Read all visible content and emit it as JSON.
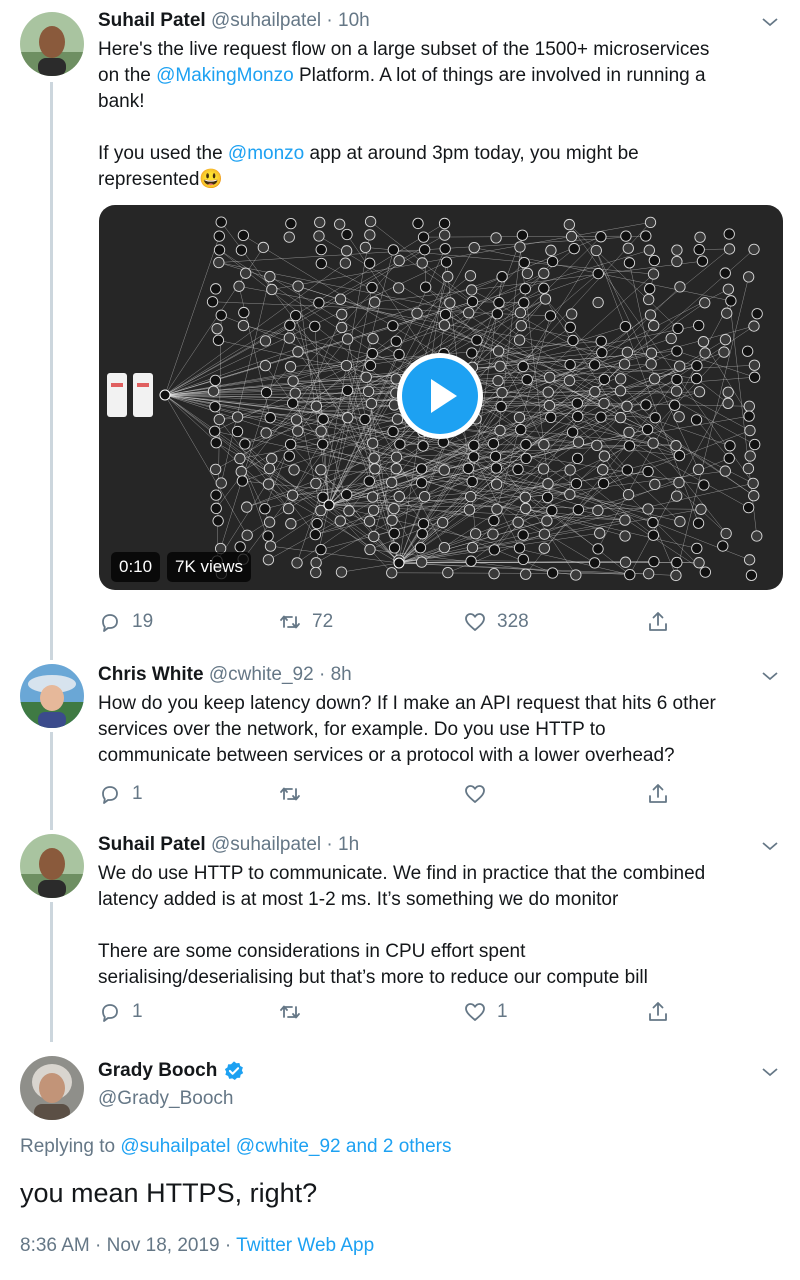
{
  "tweets": [
    {
      "name": "Suhail Patel",
      "handle": "@suhailpatel",
      "time": "· 10h",
      "text_line1_a": "Here's the live request flow on a large subset of the 1500+ microservices",
      "text_line2_a": "on the ",
      "text_line2_mention": "@MakingMonzo",
      "text_line2_b": " Platform. A lot of things are involved in running a",
      "text_line3": "bank!",
      "text_line4_a": "If you used the ",
      "text_line4_mention": "@monzo",
      "text_line4_b": " app at around 3pm today, you might be",
      "text_line5": "represented",
      "emoji": "😃",
      "video": {
        "duration": "0:10",
        "views": "7K views"
      },
      "reply_count": "19",
      "retweet_count": "72",
      "like_count": "328"
    },
    {
      "name": "Chris White",
      "handle": "@cwhite_92",
      "time": "· 8h",
      "line1": "How do you keep latency down? If I make an API request that hits 6 other",
      "line2": "services over the network, for example. Do you use HTTP to",
      "line3": "communicate between services or a protocol with a lower overhead?",
      "reply_count": "1",
      "retweet_count": "",
      "like_count": ""
    },
    {
      "name": "Suhail Patel",
      "handle": "@suhailpatel",
      "time": "· 1h",
      "line1": "We do use HTTP to communicate. We find in practice that the combined",
      "line2": "latency added is at most 1-2 ms. It’s something we do monitor",
      "line3": "There are some considerations in CPU effort spent",
      "line4": "serialising/deserialising but that’s more to reduce our compute bill",
      "reply_count": "1",
      "retweet_count": "",
      "like_count": "1"
    }
  ],
  "main_tweet": {
    "name": "Grady Booch",
    "handle": "@Grady_Booch",
    "replying_prefix": "Replying to ",
    "replying_mentions": "@suhailpatel @cwhite_92 and 2 others",
    "text": "you mean HTTPS, right?",
    "timestamp": "8:36 AM · Nov 18, 2019 · ",
    "app": "Twitter Web App"
  },
  "colors": {
    "accent": "#1da1f2",
    "secondary_text": "#657786",
    "thread_line": "#ccd6dd",
    "verified": "#1da1f2"
  },
  "icons": [
    "chevron-down-icon",
    "reply-icon",
    "retweet-icon",
    "like-icon",
    "share-icon",
    "play-icon",
    "verified-badge-icon"
  ]
}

·····

> What to produce:
Look over the listing. Pull out every line with the string "down" in it.

> Written answer:
      "line1": "How do you keep latency down? If I make an API request that hits 6 other",
    "chevron-down-icon",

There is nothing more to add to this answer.